**Task goal:** Restate the records in their entirety, word for word.

**Entries:**
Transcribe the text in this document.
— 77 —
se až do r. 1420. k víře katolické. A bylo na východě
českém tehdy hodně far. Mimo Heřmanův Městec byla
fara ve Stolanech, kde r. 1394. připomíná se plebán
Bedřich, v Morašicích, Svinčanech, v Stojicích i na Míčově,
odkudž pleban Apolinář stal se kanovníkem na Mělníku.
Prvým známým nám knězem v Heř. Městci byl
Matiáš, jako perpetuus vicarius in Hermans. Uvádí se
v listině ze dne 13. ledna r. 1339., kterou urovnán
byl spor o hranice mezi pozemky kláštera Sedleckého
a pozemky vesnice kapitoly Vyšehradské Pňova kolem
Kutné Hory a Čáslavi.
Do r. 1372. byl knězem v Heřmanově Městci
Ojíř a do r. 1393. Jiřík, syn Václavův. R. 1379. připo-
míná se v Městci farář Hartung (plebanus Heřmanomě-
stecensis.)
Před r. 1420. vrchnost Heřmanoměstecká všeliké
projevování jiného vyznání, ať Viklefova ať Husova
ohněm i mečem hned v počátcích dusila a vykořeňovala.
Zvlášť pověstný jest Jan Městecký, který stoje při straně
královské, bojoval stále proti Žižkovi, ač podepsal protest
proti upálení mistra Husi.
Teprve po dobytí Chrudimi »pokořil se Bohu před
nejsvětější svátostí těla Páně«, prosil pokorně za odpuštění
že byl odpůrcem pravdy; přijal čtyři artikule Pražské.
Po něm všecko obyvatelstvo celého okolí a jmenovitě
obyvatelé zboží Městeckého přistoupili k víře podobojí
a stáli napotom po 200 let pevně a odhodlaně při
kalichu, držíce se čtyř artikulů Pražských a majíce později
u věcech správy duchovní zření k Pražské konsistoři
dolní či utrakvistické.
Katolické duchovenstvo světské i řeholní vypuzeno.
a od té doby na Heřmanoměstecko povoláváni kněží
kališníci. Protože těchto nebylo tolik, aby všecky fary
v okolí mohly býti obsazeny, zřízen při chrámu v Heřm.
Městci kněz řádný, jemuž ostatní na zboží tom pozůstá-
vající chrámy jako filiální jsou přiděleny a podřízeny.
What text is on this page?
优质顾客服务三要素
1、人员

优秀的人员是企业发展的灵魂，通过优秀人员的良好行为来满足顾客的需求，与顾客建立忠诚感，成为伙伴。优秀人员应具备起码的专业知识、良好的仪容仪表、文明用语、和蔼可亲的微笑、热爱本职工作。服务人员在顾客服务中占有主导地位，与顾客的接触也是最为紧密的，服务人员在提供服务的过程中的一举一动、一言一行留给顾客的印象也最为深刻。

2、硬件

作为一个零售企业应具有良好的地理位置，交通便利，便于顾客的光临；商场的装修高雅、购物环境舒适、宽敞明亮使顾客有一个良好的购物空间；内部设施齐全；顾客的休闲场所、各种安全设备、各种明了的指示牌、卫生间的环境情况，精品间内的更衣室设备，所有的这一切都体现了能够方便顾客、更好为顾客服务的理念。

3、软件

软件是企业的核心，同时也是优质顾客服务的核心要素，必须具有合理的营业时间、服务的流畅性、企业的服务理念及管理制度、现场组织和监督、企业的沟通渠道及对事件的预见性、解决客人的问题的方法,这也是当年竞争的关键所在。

**Exercise output:**
Transcribe the text in this document.
— 77 —
se až do r. 1420. k víře katolické. A bylo na východě
českém tehdy hodně far. Mimo Heřmanův Městec byla
fara ve Stolanech, kde r. 1394. připomíná se plebán
Bedřich, v Morašicích, Svinčanech, v Stojicích i na Míčově,
odkudž pleban Apolinář stal se kanovníkem na Mělníku.
Prvým známým nám knězem v Heř. Městci byl
Matiáš, jako perpetuus vicarius in Hermans. Uvádí se
v listině ze dne 13. ledna r. 1339., kterou urovnán
byl spor o hranice mezi pozemky kláštera Sedleckého
a pozemky vesnice kapitoly Vyšehradské Pňova kolem
Kutné Hory a Čáslavi.
Do r. 1372. byl knězem v Heřmanově Městci
Ojíř a do r. 1393. Jiřík, syn Václavův. R. 1379. připo-
míná se v Městci farář Hartung (plebanus Heřmanomě-
stecensis.)
Před r. 1420. vrchnost Heřmanoměstecká všeliké
projevování jiného vyznání, ať Viklefova ať Husova
ohněm i mečem hned v počátcích dusila a vykořeňovala.
Zvlášť pověstný jest Jan Městecký, který stoje při straně
královské, bojoval stále proti Žižkovi, ač podepsal protest
proti upálení mistra Husi.
Teprve po dobytí Chrudimi »pokořil se Bohu před
nejsvětější svátostí těla Páně«, prosil pokorně za odpuštění
že byl odpůrcem pravdy; přijal čtyři artikule Pražské.
Po něm všecko obyvatelstvo celého okolí a jmenovitě
obyvatelé zboží Městeckého přistoupili k víře podobojí
a stáli napotom po 200 let pevně a odhodlaně při
kalichu, držíce se čtyř artikulů Pražských a majíce později
u věcech správy duchovní zření k Pražské konsistoři
dolní či utrakvistické.
Katolické duchovenstvo světské i řeholní vypuzeno.
a od té doby na Heřmanoměstecko povoláváni kněží
kališníci. Protože těchto nebylo tolik, aby všecky fary
v okolí mohly býti obsazeny, zřízen při chrámu v Heřm.
Městci kněz řádný, jemuž ostatní na zboží tom pozůstá-
vající chrámy jako filiální jsou přiděleny a podřízeny.
What text is on this page?
优质顾客服务三要素
1、人员

优秀的人员是企业发展的灵魂，通过优秀人员的良好行为来满足顾客的需求，与顾客建立忠诚感，成为伙伴。优秀人员应具备起码的专业知识、良好的仪容仪表、文明用语、和蔼可亲的微笑、热爱本职工作。服务人员在顾客服务中占有主导地位，与顾客的接触也是最为紧密的，服务人员在提供服务的过程中的一举一动、一言一行留给顾客的印象也最为深刻。

2、硬件

作为一个零售企业应具有良好的地理位置，交通便利，便于顾客的光临；商场的装修高雅、购物环境舒适、宽敞明亮使顾客有一个良好的购物空间；内部设施齐全；顾客的休闲场所、各种安全设备、各种明了的指示牌、卫生间的环境情况，精品间内的更衣室设备，所有的这一切都体现了能够方便顾客、更好为顾客服务的理念。

3、软件

软件是企业的核心，同时也是优质顾客服务的核心要素，必须具有合理的营业时间、服务的流畅性、企业的服务理念及管理制度、现场组织和监督、企业的沟通渠道及对事件的预见性、解决客人的问题的方法,这也是当年竞争的关键所在。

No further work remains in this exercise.